* Goal *
Keep only the lines that hold the string "title", filtering out the rest of the entries below.

* Raw data *
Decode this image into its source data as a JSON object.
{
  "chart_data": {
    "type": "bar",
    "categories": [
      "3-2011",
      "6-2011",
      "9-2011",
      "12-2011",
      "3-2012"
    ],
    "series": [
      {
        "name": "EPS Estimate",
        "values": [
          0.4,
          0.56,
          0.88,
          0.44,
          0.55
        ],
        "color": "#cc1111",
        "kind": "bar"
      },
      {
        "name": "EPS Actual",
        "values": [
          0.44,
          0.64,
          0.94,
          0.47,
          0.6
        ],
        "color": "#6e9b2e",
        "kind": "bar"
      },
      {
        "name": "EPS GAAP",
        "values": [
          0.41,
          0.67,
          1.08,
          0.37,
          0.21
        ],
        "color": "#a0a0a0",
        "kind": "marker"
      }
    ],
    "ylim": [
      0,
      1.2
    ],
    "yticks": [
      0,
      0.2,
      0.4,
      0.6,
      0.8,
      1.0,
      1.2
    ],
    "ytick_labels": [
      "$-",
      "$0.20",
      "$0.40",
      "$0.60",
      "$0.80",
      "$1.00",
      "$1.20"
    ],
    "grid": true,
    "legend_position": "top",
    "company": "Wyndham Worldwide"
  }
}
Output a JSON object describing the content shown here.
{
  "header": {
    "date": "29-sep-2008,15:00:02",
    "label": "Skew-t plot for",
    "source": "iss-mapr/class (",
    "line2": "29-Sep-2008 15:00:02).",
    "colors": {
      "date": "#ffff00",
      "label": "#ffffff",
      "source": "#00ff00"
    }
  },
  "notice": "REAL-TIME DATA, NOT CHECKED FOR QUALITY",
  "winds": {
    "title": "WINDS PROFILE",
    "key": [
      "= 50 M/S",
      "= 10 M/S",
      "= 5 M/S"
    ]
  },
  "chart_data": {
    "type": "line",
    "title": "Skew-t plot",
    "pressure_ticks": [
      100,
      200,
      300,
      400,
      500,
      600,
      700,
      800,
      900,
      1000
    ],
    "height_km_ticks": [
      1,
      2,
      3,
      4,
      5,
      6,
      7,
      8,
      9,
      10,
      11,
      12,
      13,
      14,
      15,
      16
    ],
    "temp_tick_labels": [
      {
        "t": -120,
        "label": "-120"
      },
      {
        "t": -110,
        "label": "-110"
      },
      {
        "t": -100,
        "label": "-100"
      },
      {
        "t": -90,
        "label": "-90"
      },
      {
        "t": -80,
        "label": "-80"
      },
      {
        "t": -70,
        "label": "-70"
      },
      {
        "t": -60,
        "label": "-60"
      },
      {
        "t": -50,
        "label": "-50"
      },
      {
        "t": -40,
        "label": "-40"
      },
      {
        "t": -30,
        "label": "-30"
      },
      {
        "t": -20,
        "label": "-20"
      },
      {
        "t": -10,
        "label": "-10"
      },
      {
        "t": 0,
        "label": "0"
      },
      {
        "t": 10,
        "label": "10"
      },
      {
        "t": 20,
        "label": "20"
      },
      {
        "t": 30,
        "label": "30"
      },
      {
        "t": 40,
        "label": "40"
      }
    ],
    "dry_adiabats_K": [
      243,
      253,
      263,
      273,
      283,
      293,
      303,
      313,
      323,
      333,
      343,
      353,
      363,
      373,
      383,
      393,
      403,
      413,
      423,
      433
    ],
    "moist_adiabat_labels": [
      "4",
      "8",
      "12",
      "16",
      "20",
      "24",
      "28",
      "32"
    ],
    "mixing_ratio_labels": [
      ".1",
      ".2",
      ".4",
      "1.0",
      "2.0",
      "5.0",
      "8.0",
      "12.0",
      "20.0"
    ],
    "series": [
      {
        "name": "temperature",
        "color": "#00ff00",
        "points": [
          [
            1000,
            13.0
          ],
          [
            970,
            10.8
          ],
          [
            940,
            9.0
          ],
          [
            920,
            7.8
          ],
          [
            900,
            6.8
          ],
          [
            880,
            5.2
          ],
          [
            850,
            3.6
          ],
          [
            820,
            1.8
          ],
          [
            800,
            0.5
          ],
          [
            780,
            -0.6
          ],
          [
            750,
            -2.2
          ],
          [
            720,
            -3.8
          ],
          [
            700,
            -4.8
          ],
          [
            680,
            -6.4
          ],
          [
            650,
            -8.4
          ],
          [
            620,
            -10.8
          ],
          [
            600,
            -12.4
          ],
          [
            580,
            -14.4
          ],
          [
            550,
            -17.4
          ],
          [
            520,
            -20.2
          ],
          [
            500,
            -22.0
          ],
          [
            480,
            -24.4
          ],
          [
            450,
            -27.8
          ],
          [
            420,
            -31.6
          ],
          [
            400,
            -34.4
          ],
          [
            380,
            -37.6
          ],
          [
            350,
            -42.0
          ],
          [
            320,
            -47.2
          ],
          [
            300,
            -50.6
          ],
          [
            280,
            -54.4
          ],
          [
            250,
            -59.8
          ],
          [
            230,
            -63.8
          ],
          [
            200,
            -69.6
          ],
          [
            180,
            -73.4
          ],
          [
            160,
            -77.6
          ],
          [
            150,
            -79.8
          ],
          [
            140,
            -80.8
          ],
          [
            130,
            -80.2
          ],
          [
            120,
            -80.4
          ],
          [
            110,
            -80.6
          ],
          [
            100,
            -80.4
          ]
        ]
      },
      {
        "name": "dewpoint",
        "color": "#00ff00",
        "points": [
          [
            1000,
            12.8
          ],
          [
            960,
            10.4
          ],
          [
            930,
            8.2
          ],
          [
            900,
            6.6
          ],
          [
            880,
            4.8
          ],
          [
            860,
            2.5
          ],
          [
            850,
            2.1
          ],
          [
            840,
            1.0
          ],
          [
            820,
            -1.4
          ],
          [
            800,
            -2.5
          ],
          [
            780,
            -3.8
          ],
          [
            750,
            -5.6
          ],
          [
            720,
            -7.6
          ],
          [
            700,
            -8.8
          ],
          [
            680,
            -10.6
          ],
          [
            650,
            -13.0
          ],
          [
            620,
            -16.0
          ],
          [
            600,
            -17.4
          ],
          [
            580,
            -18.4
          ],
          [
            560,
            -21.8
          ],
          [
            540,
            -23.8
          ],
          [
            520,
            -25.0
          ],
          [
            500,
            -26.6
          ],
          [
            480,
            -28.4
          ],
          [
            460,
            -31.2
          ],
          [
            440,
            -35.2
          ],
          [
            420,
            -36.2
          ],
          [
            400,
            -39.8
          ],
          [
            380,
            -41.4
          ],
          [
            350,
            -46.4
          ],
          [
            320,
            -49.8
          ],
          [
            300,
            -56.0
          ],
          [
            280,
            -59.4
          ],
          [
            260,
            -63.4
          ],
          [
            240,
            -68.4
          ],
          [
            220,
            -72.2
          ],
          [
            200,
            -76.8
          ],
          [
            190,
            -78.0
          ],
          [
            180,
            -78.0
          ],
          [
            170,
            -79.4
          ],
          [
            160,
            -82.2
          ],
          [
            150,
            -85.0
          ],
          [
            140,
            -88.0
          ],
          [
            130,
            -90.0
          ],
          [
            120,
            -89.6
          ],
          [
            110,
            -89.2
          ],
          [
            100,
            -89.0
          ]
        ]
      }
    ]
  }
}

* Solved exercise *
    "title": "WINDS PROFILE",
    "title": "Skew-t plot",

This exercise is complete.